● Problem to work on
Skip every picture and copy only the lines from the one containing "What does this" to the final line of the records below.

● Records for this exercise
------------------------------------------------

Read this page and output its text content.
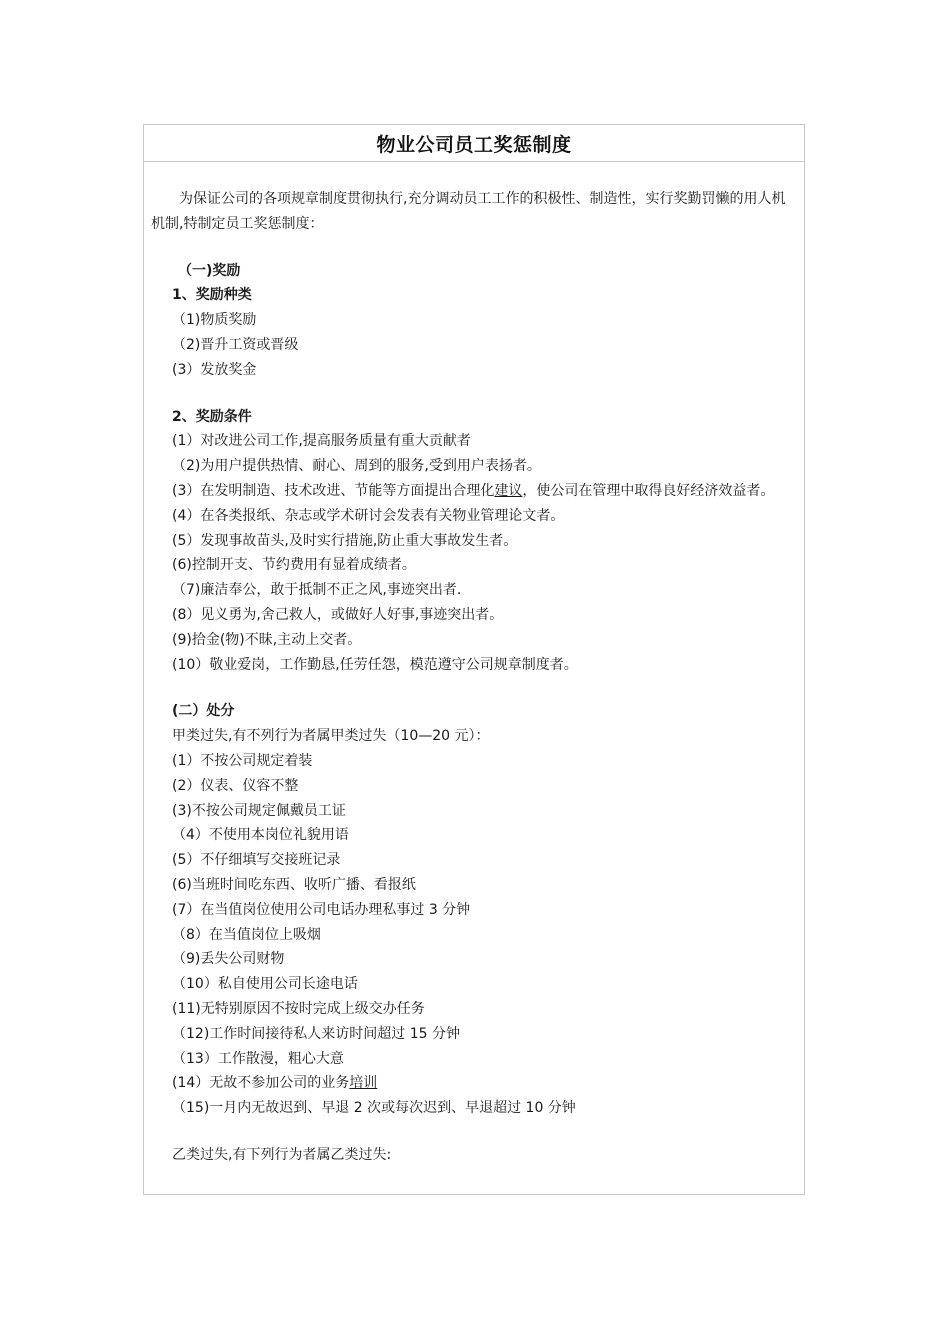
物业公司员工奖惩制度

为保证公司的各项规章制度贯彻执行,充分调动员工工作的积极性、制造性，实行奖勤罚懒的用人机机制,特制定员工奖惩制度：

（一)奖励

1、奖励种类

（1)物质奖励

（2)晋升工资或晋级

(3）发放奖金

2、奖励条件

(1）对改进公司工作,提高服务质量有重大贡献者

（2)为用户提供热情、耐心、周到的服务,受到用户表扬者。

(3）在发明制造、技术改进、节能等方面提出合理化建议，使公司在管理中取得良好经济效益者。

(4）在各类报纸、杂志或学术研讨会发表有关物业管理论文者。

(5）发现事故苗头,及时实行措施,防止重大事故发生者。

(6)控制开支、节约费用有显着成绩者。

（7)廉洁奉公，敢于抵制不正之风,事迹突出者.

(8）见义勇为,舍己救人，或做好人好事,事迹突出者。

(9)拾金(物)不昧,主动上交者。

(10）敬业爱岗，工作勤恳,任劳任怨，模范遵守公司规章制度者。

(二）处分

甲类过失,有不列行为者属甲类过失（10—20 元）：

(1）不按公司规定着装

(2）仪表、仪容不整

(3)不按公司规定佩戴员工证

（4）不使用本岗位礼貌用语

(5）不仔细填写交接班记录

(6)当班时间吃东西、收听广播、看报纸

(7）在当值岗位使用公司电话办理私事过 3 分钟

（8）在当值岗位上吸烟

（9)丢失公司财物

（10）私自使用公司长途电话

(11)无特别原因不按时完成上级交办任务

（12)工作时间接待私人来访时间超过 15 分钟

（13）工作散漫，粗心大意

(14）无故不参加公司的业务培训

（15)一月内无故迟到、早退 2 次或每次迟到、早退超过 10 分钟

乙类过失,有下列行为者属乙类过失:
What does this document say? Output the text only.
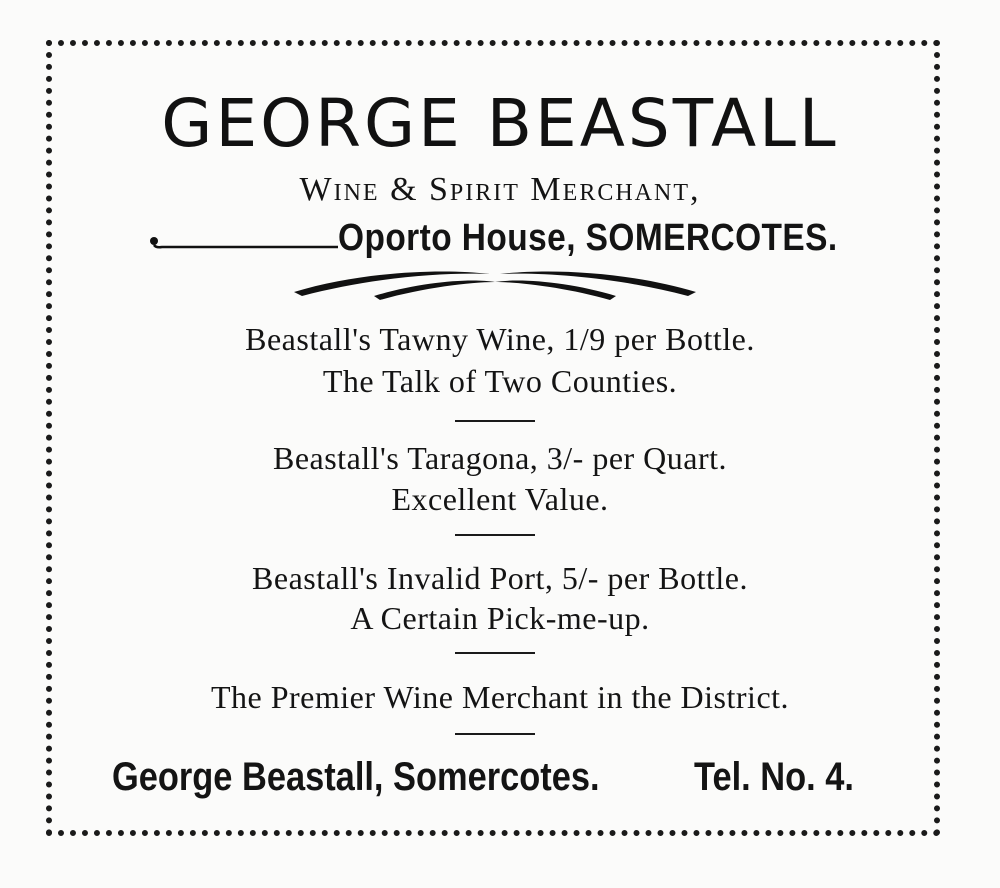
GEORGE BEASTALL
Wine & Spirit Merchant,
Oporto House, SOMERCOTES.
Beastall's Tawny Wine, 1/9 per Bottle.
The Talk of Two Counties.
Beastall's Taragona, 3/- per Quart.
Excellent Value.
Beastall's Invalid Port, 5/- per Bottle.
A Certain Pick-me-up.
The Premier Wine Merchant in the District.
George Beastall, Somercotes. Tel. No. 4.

------------------------------------------------

● The response
What does this document say? Output the text only.
GEORGE BEASTALL
Wine & Spirit Merchant,
Oporto House, SOMERCOTES.
Beastall's Tawny Wine, 1/9 per Bottle.
The Talk of Two Counties.
Beastall's Taragona, 3/- per Quart.
Excellent Value.
Beastall's Invalid Port, 5/- per Bottle.
A Certain Pick-me-up.
The Premier Wine Merchant in the District.
George Beastall, Somercotes. Tel. No. 4.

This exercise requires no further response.